#### Direction:
Every line of the data must be copied exactly.

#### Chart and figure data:

════════════════════

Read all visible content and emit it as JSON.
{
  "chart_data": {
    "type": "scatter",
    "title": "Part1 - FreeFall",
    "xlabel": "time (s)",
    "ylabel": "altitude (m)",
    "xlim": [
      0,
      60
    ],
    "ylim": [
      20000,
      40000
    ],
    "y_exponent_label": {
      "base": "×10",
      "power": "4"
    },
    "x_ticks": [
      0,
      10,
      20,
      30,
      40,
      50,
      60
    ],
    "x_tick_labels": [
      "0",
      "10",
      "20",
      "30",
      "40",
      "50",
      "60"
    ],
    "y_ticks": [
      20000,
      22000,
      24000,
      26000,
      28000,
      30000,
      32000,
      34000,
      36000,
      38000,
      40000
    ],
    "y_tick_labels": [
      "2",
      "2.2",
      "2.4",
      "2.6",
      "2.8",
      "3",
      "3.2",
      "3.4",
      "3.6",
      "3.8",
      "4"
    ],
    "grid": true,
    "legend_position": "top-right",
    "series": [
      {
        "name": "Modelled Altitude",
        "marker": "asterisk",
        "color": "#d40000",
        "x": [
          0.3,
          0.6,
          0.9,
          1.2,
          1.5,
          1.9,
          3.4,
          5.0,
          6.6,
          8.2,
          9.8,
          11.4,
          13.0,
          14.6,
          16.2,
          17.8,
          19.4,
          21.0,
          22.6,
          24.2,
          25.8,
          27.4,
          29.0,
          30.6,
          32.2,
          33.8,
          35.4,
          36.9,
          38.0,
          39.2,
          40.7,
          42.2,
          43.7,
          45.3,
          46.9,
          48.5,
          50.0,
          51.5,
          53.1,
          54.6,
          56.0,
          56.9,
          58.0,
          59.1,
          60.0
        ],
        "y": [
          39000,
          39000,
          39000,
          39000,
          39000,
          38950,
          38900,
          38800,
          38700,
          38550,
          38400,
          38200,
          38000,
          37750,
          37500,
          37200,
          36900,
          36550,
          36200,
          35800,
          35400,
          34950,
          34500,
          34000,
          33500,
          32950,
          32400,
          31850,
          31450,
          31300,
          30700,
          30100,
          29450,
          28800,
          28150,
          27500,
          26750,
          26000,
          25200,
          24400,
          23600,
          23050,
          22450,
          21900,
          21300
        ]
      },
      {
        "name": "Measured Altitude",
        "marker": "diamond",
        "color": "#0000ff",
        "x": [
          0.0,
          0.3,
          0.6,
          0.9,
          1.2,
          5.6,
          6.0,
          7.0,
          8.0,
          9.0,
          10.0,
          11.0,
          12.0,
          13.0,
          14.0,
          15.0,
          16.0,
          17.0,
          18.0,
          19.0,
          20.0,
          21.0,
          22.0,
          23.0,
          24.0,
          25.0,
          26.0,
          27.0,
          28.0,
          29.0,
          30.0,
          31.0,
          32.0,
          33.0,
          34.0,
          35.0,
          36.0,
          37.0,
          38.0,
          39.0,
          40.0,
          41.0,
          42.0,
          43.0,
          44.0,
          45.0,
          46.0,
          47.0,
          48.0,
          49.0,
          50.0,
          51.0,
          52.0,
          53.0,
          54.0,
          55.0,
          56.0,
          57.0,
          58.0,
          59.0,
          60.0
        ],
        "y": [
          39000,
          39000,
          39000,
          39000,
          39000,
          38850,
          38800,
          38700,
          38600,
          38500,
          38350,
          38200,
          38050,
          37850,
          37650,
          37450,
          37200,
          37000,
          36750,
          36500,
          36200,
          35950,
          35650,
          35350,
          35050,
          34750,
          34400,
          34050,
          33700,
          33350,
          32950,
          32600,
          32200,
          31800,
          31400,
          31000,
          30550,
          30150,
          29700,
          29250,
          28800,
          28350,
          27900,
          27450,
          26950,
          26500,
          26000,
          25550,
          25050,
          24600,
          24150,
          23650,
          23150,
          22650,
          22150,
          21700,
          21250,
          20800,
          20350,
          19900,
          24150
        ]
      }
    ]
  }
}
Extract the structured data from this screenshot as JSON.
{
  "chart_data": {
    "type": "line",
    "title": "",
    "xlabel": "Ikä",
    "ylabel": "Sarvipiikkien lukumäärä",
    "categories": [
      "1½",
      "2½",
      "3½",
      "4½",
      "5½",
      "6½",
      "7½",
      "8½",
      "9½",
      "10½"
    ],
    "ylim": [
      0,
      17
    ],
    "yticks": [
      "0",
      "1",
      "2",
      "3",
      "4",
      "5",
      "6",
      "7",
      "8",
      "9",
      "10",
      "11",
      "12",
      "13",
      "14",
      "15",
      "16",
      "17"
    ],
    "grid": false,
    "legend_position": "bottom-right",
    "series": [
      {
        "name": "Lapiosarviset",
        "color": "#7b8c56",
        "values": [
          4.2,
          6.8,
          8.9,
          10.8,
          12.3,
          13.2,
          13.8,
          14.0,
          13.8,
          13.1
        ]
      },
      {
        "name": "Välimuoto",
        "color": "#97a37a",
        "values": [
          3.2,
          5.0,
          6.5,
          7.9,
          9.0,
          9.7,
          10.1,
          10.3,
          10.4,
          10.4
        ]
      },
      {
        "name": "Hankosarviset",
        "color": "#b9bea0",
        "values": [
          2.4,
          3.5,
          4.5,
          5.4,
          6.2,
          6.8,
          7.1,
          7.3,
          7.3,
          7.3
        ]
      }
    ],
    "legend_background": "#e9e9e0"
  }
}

════════════════════

#### Solution to the exercise:
Read all visible content and emit it as JSON.
{
  "chart_data": {
    "type": "scatter",
    "title": "Part1 - FreeFall",
    "xlabel": "time (s)",
    "ylabel": "altitude (m)",
    "xlim": [
      0,
      60
    ],
    "ylim": [
      20000,
      40000
    ],
    "y_exponent_label": {
      "base": "×10",
      "power": "4"
    },
    "x_ticks": [
      0,
      10,
      20,
      30,
      40,
      50,
      60
    ],
    "x_tick_labels": [
      "0",
      "10",
      "20",
      "30",
      "40",
      "50",
      "60"
    ],
    "y_ticks": [
      20000,
      22000,
      24000,
      26000,
      28000,
      30000,
      32000,
      34000,
      36000,
      38000,
      40000
    ],
    "y_tick_labels": [
      "2",
      "2.2",
      "2.4",
      "2.6",
      "2.8",
      "3",
      "3.2",
      "3.4",
      "3.6",
      "3.8",
      "4"
    ],
    "grid": true,
    "legend_position": "top-right",
    "series": [
      {
        "name": "Modelled Altitude",
        "marker": "asterisk",
        "color": "#d40000",
        "x": [
          0.3,
          0.6,
          0.9,
          1.2,
          1.5,
          1.9,
          3.4,
          5.0,
          6.6,
          8.2,
          9.8,
          11.4,
          13.0,
          14.6,
          16.2,
          17.8,
          19.4,
          21.0,
          22.6,
          24.2,
          25.8,
          27.4,
          29.0,
          30.6,
          32.2,
          33.8,
          35.4,
          36.9,
          38.0,
          39.2,
          40.7,
          42.2,
          43.7,
          45.3,
          46.9,
          48.5,
          50.0,
          51.5,
          53.1,
          54.6,
          56.0,
          56.9,
          58.0,
          59.1,
          60.0
        ],
        "y": [
          39000,
          39000,
          39000,
          39000,
          39000,
          38950,
          38900,
          38800,
          38700,
          38550,
          38400,
          38200,
          38000,
          37750,
          37500,
          37200,
          36900,
          36550,
          36200,
          35800,
          35400,
          34950,
          34500,
          34000,
          33500,
          32950,
          32400,
          31850,
          31450,
          31300,
          30700,
          30100,
          29450,
          28800,
          28150,
          27500,
          26750,
          26000,
          25200,
          24400,
          23600,
          23050,
          22450,
          21900,
          21300
        ]
      },
      {
        "name": "Measured Altitude",
        "marker": "diamond",
        "color": "#0000ff",
        "x": [
          0.0,
          0.3,
          0.6,
          0.9,
          1.2,
          5.6,
          6.0,
          7.0,
          8.0,
          9.0,
          10.0,
          11.0,
          12.0,
          13.0,
          14.0,
          15.0,
          16.0,
          17.0,
          18.0,
          19.0,
          20.0,
          21.0,
          22.0,
          23.0,
          24.0,
          25.0,
          26.0,
          27.0,
          28.0,
          29.0,
          30.0,
          31.0,
          32.0,
          33.0,
          34.0,
          35.0,
          36.0,
          37.0,
          38.0,
          39.0,
          40.0,
          41.0,
          42.0,
          43.0,
          44.0,
          45.0,
          46.0,
          47.0,
          48.0,
          49.0,
          50.0,
          51.0,
          52.0,
          53.0,
          54.0,
          55.0,
          56.0,
          57.0,
          58.0,
          59.0,
          60.0
        ],
        "y": [
          39000,
          39000,
          39000,
          39000,
          39000,
          38850,
          38800,
          38700,
          38600,
          38500,
          38350,
          38200,
          38050,
          37850,
          37650,
          37450,
          37200,
          37000,
          36750,
          36500,
          36200,
          35950,
          35650,
          35350,
          35050,
          34750,
          34400,
          34050,
          33700,
          33350,
          32950,
          32600,
          32200,
          31800,
          31400,
          31000,
          30550,
          30150,
          29700,
          29250,
          28800,
          28350,
          27900,
          27450,
          26950,
          26500,
          26000,
          25550,
          25050,
          24600,
          24150,
          23650,
          23150,
          22650,
          22150,
          21700,
          21250,
          20800,
          20350,
          19900,
          24150
        ]
      }
    ]
  }
}
Extract the structured data from this screenshot as JSON.
{
  "chart_data": {
    "type": "line",
    "title": "",
    "xlabel": "Ikä",
    "ylabel": "Sarvipiikkien lukumäärä",
    "categories": [
      "1½",
      "2½",
      "3½",
      "4½",
      "5½",
      "6½",
      "7½",
      "8½",
      "9½",
      "10½"
    ],
    "ylim": [
      0,
      17
    ],
    "yticks": [
      "0",
      "1",
      "2",
      "3",
      "4",
      "5",
      "6",
      "7",
      "8",
      "9",
      "10",
      "11",
      "12",
      "13",
      "14",
      "15",
      "16",
      "17"
    ],
    "grid": false,
    "legend_position": "bottom-right",
    "series": [
      {
        "name": "Lapiosarviset",
        "color": "#7b8c56",
        "values": [
          4.2,
          6.8,
          8.9,
          10.8,
          12.3,
          13.2,
          13.8,
          14.0,
          13.8,
          13.1
        ]
      },
      {
        "name": "Välimuoto",
        "color": "#97a37a",
        "values": [
          3.2,
          5.0,
          6.5,
          7.9,
          9.0,
          9.7,
          10.1,
          10.3,
          10.4,
          10.4
        ]
      },
      {
        "name": "Hankosarviset",
        "color": "#b9bea0",
        "values": [
          2.4,
          3.5,
          4.5,
          5.4,
          6.2,
          6.8,
          7.1,
          7.3,
          7.3,
          7.3
        ]
      }
    ],
    "legend_background": "#e9e9e0"
  }
}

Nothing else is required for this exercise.